=== Exercise directions ===
Below is a set of records; print all of them exactly as written.

Recorded data
____________________

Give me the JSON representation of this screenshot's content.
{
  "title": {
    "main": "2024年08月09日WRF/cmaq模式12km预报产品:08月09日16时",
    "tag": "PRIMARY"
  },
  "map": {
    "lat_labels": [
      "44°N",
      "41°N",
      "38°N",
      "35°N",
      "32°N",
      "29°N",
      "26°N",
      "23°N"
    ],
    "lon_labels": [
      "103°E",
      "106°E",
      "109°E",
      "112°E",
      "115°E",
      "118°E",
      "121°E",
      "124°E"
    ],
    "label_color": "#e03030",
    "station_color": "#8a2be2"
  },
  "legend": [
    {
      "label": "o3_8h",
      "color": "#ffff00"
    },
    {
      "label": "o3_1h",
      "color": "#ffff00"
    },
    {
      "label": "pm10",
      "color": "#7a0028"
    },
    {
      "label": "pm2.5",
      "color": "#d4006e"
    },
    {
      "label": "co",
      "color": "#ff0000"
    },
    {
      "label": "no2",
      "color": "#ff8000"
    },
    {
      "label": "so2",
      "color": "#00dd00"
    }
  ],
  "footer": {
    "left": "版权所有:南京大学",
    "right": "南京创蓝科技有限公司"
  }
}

____________________

=== Response ===
Give me the JSON representation of this screenshot's content.
{
  "title": {
    "main": "2024年08月09日WRF/cmaq模式12km预报产品:08月09日16时",
    "tag": "PRIMARY"
  },
  "map": {
    "lat_labels": [
      "44°N",
      "41°N",
      "38°N",
      "35°N",
      "32°N",
      "29°N",
      "26°N",
      "23°N"
    ],
    "lon_labels": [
      "103°E",
      "106°E",
      "109°E",
      "112°E",
      "115°E",
      "118°E",
      "121°E",
      "124°E"
    ],
    "label_color": "#e03030",
    "station_color": "#8a2be2"
  },
  "legend": [
    {
      "label": "o3_8h",
      "color": "#ffff00"
    },
    {
      "label": "o3_1h",
      "color": "#ffff00"
    },
    {
      "label": "pm10",
      "color": "#7a0028"
    },
    {
      "label": "pm2.5",
      "color": "#d4006e"
    },
    {
      "label": "co",
      "color": "#ff0000"
    },
    {
      "label": "no2",
      "color": "#ff8000"
    },
    {
      "label": "so2",
      "color": "#00dd00"
    }
  ],
  "footer": {
    "left": "版权所有:南京大学",
    "right": "南京创蓝科技有限公司"
  }
}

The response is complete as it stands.